Exercise materials:
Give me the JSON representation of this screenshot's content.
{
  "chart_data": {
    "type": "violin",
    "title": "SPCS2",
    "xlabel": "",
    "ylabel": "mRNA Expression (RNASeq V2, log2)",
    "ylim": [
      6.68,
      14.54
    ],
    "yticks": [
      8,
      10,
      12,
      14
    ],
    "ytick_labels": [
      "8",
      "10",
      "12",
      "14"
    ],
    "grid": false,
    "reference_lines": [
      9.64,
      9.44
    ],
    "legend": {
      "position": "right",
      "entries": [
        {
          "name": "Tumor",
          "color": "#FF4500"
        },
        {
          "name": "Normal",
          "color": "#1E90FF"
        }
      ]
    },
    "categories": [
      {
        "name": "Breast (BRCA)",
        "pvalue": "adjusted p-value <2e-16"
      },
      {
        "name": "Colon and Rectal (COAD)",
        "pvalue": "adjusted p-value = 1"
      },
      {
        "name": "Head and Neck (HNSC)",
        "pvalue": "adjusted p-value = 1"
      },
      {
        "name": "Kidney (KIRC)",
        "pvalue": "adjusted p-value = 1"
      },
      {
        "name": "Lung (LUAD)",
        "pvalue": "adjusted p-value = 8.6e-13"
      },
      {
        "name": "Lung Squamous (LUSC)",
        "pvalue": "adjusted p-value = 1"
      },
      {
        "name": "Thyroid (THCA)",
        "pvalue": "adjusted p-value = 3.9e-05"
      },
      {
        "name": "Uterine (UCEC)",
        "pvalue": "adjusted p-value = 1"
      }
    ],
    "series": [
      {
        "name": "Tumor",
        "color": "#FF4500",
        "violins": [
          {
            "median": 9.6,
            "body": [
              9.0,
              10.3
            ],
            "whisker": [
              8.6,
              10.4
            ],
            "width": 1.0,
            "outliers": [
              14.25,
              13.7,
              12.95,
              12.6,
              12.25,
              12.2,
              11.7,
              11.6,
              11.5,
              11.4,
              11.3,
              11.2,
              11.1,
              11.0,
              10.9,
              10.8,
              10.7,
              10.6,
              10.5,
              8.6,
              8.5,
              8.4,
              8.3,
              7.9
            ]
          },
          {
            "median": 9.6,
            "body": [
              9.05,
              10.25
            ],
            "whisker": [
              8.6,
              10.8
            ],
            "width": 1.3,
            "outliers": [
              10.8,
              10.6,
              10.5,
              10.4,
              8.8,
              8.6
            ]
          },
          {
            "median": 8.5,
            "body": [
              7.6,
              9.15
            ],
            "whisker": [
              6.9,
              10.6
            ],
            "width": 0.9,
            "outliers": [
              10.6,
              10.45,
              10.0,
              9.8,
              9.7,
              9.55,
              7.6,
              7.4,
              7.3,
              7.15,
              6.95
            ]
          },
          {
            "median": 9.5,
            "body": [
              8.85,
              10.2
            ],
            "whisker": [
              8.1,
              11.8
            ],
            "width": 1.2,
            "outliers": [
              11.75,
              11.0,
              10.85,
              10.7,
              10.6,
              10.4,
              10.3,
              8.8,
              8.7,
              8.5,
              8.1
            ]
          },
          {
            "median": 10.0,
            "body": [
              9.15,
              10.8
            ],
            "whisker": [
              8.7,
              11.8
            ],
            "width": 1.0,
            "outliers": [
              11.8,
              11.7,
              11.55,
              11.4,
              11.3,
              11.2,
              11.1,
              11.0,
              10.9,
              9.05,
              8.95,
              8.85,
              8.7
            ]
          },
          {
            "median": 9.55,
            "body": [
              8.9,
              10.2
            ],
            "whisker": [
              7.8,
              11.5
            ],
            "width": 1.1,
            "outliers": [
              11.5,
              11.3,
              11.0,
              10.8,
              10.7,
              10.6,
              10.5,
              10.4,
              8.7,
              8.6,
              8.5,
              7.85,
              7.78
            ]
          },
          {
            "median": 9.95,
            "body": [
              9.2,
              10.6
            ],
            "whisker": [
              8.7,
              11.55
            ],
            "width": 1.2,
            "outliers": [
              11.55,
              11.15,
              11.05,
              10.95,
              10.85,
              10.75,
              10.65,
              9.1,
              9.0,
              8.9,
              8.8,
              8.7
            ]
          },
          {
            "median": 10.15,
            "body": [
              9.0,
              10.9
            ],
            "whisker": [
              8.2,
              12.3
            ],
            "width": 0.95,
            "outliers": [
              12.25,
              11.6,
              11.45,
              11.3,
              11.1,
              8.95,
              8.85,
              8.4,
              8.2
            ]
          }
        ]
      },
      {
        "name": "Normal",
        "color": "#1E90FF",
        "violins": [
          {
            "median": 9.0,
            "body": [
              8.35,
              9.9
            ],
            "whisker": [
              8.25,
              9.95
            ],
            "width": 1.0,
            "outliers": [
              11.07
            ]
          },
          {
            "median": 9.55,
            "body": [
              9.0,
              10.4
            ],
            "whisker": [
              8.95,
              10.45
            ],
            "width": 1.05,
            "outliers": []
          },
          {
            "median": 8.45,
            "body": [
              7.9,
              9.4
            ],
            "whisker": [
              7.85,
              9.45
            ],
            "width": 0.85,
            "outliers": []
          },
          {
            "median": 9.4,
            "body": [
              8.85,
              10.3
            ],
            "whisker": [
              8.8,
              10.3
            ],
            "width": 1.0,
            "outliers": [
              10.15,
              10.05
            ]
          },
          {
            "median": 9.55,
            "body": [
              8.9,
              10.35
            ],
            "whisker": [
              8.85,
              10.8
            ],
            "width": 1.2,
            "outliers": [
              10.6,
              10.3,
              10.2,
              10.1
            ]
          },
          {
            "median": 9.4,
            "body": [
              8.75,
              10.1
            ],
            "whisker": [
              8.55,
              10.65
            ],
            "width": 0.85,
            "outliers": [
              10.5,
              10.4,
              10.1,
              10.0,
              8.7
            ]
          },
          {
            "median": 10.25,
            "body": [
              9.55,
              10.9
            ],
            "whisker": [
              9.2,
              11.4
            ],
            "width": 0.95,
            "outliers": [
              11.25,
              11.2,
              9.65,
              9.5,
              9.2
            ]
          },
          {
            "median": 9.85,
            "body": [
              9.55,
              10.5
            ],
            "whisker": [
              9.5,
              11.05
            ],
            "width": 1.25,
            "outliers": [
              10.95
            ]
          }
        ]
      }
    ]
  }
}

Prompt:
Your task is to extract all of the records exactly.

Reply to the exercise:
Give me the JSON representation of this screenshot's content.
{
  "chart_data": {
    "type": "violin",
    "title": "SPCS2",
    "xlabel": "",
    "ylabel": "mRNA Expression (RNASeq V2, log2)",
    "ylim": [
      6.68,
      14.54
    ],
    "yticks": [
      8,
      10,
      12,
      14
    ],
    "ytick_labels": [
      "8",
      "10",
      "12",
      "14"
    ],
    "grid": false,
    "reference_lines": [
      9.64,
      9.44
    ],
    "legend": {
      "position": "right",
      "entries": [
        {
          "name": "Tumor",
          "color": "#FF4500"
        },
        {
          "name": "Normal",
          "color": "#1E90FF"
        }
      ]
    },
    "categories": [
      {
        "name": "Breast (BRCA)",
        "pvalue": "adjusted p-value <2e-16"
      },
      {
        "name": "Colon and Rectal (COAD)",
        "pvalue": "adjusted p-value = 1"
      },
      {
        "name": "Head and Neck (HNSC)",
        "pvalue": "adjusted p-value = 1"
      },
      {
        "name": "Kidney (KIRC)",
        "pvalue": "adjusted p-value = 1"
      },
      {
        "name": "Lung (LUAD)",
        "pvalue": "adjusted p-value = 8.6e-13"
      },
      {
        "name": "Lung Squamous (LUSC)",
        "pvalue": "adjusted p-value = 1"
      },
      {
        "name": "Thyroid (THCA)",
        "pvalue": "adjusted p-value = 3.9e-05"
      },
      {
        "name": "Uterine (UCEC)",
        "pvalue": "adjusted p-value = 1"
      }
    ],
    "series": [
      {
        "name": "Tumor",
        "color": "#FF4500",
        "violins": [
          {
            "median": 9.6,
            "body": [
              9.0,
              10.3
            ],
            "whisker": [
              8.6,
              10.4
            ],
            "width": 1.0,
            "outliers": [
              14.25,
              13.7,
              12.95,
              12.6,
              12.25,
              12.2,
              11.7,
              11.6,
              11.5,
              11.4,
              11.3,
              11.2,
              11.1,
              11.0,
              10.9,
              10.8,
              10.7,
              10.6,
              10.5,
              8.6,
              8.5,
              8.4,
              8.3,
              7.9
            ]
          },
          {
            "median": 9.6,
            "body": [
              9.05,
              10.25
            ],
            "whisker": [
              8.6,
              10.8
            ],
            "width": 1.3,
            "outliers": [
              10.8,
              10.6,
              10.5,
              10.4,
              8.8,
              8.6
            ]
          },
          {
            "median": 8.5,
            "body": [
              7.6,
              9.15
            ],
            "whisker": [
              6.9,
              10.6
            ],
            "width": 0.9,
            "outliers": [
              10.6,
              10.45,
              10.0,
              9.8,
              9.7,
              9.55,
              7.6,
              7.4,
              7.3,
              7.15,
              6.95
            ]
          },
          {
            "median": 9.5,
            "body": [
              8.85,
              10.2
            ],
            "whisker": [
              8.1,
              11.8
            ],
            "width": 1.2,
            "outliers": [
              11.75,
              11.0,
              10.85,
              10.7,
              10.6,
              10.4,
              10.3,
              8.8,
              8.7,
              8.5,
              8.1
            ]
          },
          {
            "median": 10.0,
            "body": [
              9.15,
              10.8
            ],
            "whisker": [
              8.7,
              11.8
            ],
            "width": 1.0,
            "outliers": [
              11.8,
              11.7,
              11.55,
              11.4,
              11.3,
              11.2,
              11.1,
              11.0,
              10.9,
              9.05,
              8.95,
              8.85,
              8.7
            ]
          },
          {
            "median": 9.55,
            "body": [
              8.9,
              10.2
            ],
            "whisker": [
              7.8,
              11.5
            ],
            "width": 1.1,
            "outliers": [
              11.5,
              11.3,
              11.0,
              10.8,
              10.7,
              10.6,
              10.5,
              10.4,
              8.7,
              8.6,
              8.5,
              7.85,
              7.78
            ]
          },
          {
            "median": 9.95,
            "body": [
              9.2,
              10.6
            ],
            "whisker": [
              8.7,
              11.55
            ],
            "width": 1.2,
            "outliers": [
              11.55,
              11.15,
              11.05,
              10.95,
              10.85,
              10.75,
              10.65,
              9.1,
              9.0,
              8.9,
              8.8,
              8.7
            ]
          },
          {
            "median": 10.15,
            "body": [
              9.0,
              10.9
            ],
            "whisker": [
              8.2,
              12.3
            ],
            "width": 0.95,
            "outliers": [
              12.25,
              11.6,
              11.45,
              11.3,
              11.1,
              8.95,
              8.85,
              8.4,
              8.2
            ]
          }
        ]
      },
      {
        "name": "Normal",
        "color": "#1E90FF",
        "violins": [
          {
            "median": 9.0,
            "body": [
              8.35,
              9.9
            ],
            "whisker": [
              8.25,
              9.95
            ],
            "width": 1.0,
            "outliers": [
              11.07
            ]
          },
          {
            "median": 9.55,
            "body": [
              9.0,
              10.4
            ],
            "whisker": [
              8.95,
              10.45
            ],
            "width": 1.05,
            "outliers": []
          },
          {
            "median": 8.45,
            "body": [
              7.9,
              9.4
            ],
            "whisker": [
              7.85,
              9.45
            ],
            "width": 0.85,
            "outliers": []
          },
          {
            "median": 9.4,
            "body": [
              8.85,
              10.3
            ],
            "whisker": [
              8.8,
              10.3
            ],
            "width": 1.0,
            "outliers": [
              10.15,
              10.05
            ]
          },
          {
            "median": 9.55,
            "body": [
              8.9,
              10.35
            ],
            "whisker": [
              8.85,
              10.8
            ],
            "width": 1.2,
            "outliers": [
              10.6,
              10.3,
              10.2,
              10.1
            ]
          },
          {
            "median": 9.4,
            "body": [
              8.75,
              10.1
            ],
            "whisker": [
              8.55,
              10.65
            ],
            "width": 0.85,
            "outliers": [
              10.5,
              10.4,
              10.1,
              10.0,
              8.7
            ]
          },
          {
            "median": 10.25,
            "body": [
              9.55,
              10.9
            ],
            "whisker": [
              9.2,
              11.4
            ],
            "width": 0.95,
            "outliers": [
              11.25,
              11.2,
              9.65,
              9.5,
              9.2
            ]
          },
          {
            "median": 9.85,
            "body": [
              9.55,
              10.5
            ],
            "whisker": [
              9.5,
              11.05
            ],
            "width": 1.25,
            "outliers": [
              10.95
            ]
          }
        ]
      }
    ]
  }
}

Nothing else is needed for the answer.